# [Saved entries]
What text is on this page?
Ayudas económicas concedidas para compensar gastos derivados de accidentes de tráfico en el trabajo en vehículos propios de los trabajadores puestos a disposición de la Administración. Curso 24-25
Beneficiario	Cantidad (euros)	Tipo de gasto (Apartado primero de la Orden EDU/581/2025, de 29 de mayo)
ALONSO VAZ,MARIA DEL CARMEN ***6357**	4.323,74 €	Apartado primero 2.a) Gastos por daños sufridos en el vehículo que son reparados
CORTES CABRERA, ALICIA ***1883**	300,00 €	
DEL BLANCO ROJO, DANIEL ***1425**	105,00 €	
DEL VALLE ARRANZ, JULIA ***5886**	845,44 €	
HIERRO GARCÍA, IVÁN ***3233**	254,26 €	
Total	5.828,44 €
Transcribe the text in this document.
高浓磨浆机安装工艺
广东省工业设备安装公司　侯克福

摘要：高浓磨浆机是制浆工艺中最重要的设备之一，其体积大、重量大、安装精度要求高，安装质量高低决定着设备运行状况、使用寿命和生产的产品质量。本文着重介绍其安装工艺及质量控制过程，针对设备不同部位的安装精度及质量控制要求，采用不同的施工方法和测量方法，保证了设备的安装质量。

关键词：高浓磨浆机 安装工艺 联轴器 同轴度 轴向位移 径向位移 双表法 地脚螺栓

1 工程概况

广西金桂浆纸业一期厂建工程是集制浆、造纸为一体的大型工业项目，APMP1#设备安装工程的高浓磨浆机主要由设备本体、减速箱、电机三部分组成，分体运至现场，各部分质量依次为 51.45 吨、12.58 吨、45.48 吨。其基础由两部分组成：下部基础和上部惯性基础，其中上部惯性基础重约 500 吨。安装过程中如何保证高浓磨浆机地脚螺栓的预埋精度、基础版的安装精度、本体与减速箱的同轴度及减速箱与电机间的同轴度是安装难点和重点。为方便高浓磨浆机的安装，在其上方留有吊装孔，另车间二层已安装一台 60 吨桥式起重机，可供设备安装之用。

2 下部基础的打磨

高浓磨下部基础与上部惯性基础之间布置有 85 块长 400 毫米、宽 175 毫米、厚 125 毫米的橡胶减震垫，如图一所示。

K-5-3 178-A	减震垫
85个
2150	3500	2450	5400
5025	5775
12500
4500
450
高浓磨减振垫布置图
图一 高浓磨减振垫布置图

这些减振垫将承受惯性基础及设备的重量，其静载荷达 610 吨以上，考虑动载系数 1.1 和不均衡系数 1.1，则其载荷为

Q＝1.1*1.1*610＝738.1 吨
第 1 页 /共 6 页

# [PROBLEM DETAILS]
Extract the data in full. Keep it word for word.

# [FINAL RESULT]
What text is on this page?
Ayudas económicas concedidas para compensar gastos derivados de accidentes de tráfico en el trabajo en vehículos propios de los trabajadores puestos a disposición de la Administración. Curso 24-25
Beneficiario	Cantidad (euros)	Tipo de gasto (Apartado primero de la Orden EDU/581/2025, de 29 de mayo)
ALONSO VAZ,MARIA DEL CARMEN ***6357**	4.323,74 €	Apartado primero 2.a) Gastos por daños sufridos en el vehículo que son reparados
CORTES CABRERA, ALICIA ***1883**	300,00 €	
DEL BLANCO ROJO, DANIEL ***1425**	105,00 €	
DEL VALLE ARRANZ, JULIA ***5886**	845,44 €	
HIERRO GARCÍA, IVÁN ***3233**	254,26 €	
Total	5.828,44 €
Transcribe the text in this document.
高浓磨浆机安装工艺
广东省工业设备安装公司　侯克福

摘要：高浓磨浆机是制浆工艺中最重要的设备之一，其体积大、重量大、安装精度要求高，安装质量高低决定着设备运行状况、使用寿命和生产的产品质量。本文着重介绍其安装工艺及质量控制过程，针对设备不同部位的安装精度及质量控制要求，采用不同的施工方法和测量方法，保证了设备的安装质量。

关键词：高浓磨浆机 安装工艺 联轴器 同轴度 轴向位移 径向位移 双表法 地脚螺栓

1 工程概况

广西金桂浆纸业一期厂建工程是集制浆、造纸为一体的大型工业项目，APMP1#设备安装工程的高浓磨浆机主要由设备本体、减速箱、电机三部分组成，分体运至现场，各部分质量依次为 51.45 吨、12.58 吨、45.48 吨。其基础由两部分组成：下部基础和上部惯性基础，其中上部惯性基础重约 500 吨。安装过程中如何保证高浓磨浆机地脚螺栓的预埋精度、基础版的安装精度、本体与减速箱的同轴度及减速箱与电机间的同轴度是安装难点和重点。为方便高浓磨浆机的安装，在其上方留有吊装孔，另车间二层已安装一台 60 吨桥式起重机，可供设备安装之用。

2 下部基础的打磨

高浓磨下部基础与上部惯性基础之间布置有 85 块长 400 毫米、宽 175 毫米、厚 125 毫米的橡胶减震垫，如图一所示。

K-5-3 178-A	减震垫
85个
2150	3500	2450	5400
5025	5775
12500
4500
450
高浓磨减振垫布置图
图一 高浓磨减振垫布置图

这些减振垫将承受惯性基础及设备的重量，其静载荷达 610 吨以上，考虑动载系数 1.1 和不均衡系数 1.1，则其载荷为

Q＝1.1*1.1*610＝738.1 吨
第 1 页 /共 6 页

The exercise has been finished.